== Your goal ==
Please retype the data in full and exactly; the pictures are not part of the copy.

== Data records ==
▼▼▼

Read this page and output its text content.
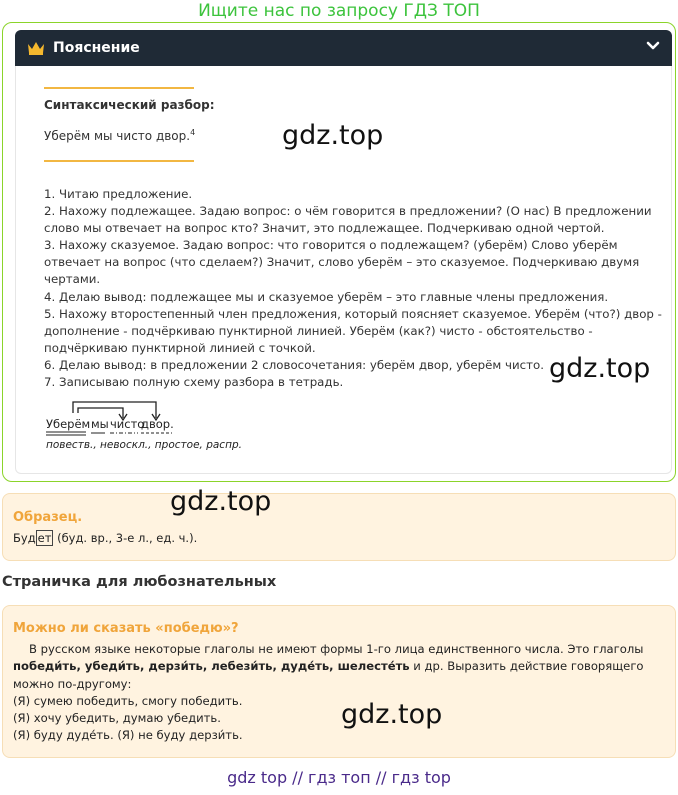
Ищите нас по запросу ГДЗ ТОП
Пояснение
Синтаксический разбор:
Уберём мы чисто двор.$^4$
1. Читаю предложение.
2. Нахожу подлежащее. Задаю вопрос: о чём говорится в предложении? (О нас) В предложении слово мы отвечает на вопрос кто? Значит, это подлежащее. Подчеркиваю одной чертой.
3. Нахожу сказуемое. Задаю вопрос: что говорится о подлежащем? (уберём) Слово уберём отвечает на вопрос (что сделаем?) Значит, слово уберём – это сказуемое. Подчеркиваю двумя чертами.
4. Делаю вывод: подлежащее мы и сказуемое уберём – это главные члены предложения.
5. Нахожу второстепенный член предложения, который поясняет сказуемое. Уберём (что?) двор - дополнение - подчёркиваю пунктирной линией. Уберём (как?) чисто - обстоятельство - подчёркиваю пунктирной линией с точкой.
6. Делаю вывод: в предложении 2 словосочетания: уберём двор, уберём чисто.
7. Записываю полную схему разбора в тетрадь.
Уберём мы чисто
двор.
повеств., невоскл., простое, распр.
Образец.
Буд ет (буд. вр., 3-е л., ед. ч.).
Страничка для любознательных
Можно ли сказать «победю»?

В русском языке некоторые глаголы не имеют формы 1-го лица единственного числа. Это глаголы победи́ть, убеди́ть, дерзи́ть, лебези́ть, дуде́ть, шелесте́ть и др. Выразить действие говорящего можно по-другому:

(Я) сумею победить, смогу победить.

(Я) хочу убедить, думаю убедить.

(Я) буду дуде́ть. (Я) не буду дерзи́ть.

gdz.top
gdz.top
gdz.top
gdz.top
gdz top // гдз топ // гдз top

▲▲▲

== Answer below ==
Read this page and output its text content.
Ищите нас по запросу ГДЗ ТОП
Пояснение
Синтаксический разбор:
Уберём мы чисто двор.$^4$
1. Читаю предложение.
2. Нахожу подлежащее. Задаю вопрос: о чём говорится в предложении? (О нас) В предложении слово мы отвечает на вопрос кто? Значит, это подлежащее. Подчеркиваю одной чертой.
3. Нахожу сказуемое. Задаю вопрос: что говорится о подлежащем? (уберём) Слово уберём отвечает на вопрос (что сделаем?) Значит, слово уберём – это сказуемое. Подчеркиваю двумя чертами.
4. Делаю вывод: подлежащее мы и сказуемое уберём – это главные члены предложения.
5. Нахожу второстепенный член предложения, который поясняет сказуемое. Уберём (что?) двор - дополнение - подчёркиваю пунктирной линией. Уберём (как?) чисто - обстоятельство - подчёркиваю пунктирной линией с точкой.
6. Делаю вывод: в предложении 2 словосочетания: уберём двор, уберём чисто.
7. Записываю полную схему разбора в тетрадь.
Уберём мы чисто
двор.
повеств., невоскл., простое, распр.
Образец.
Буд ет (буд. вр., 3-е л., ед. ч.).
Страничка для любознательных
Можно ли сказать «победю»?

В русском языке некоторые глаголы не имеют формы 1-го лица единственного числа. Это глаголы победи́ть, убеди́ть, дерзи́ть, лебези́ть, дуде́ть, шелесте́ть и др. Выразить действие говорящего можно по-другому:

(Я) сумею победить, смогу победить.

(Я) хочу убедить, думаю убедить.

(Я) буду дуде́ть. (Я) не буду дерзи́ть.

gdz.top
gdz.top
gdz.top
gdz.top
gdz top // гдз топ // гдз top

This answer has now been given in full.